TASK MATERIAL »

────────────────

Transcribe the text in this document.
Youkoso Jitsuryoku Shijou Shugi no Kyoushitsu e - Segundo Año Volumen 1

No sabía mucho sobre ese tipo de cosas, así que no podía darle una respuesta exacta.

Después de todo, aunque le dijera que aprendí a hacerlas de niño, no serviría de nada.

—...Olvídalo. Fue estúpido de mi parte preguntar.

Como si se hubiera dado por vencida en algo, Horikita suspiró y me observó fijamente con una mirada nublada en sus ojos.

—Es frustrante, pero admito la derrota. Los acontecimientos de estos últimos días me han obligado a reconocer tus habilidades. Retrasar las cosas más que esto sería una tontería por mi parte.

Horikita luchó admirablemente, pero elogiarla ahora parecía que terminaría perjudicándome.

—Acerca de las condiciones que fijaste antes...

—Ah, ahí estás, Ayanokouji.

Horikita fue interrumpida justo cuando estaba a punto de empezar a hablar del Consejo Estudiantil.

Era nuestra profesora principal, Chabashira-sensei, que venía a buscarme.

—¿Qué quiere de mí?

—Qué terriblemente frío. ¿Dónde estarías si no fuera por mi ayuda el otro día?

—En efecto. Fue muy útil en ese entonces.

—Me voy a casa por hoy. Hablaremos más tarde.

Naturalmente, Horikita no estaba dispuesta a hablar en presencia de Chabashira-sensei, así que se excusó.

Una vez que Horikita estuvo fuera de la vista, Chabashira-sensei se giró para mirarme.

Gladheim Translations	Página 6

────────────────

WRITTEN EXERCISE » Copy out all lines above that include the string "parte".

EXERCISE SOLUTION »
—...Olvídalo. Fue estúpido de mi parte preguntar.
—Es frustrante, pero admito la derrota. Los acontecimientos de estos últimos días me han obligado a reconocer tus habilidades. Retrasar las cosas más que esto sería una tontería por mi parte.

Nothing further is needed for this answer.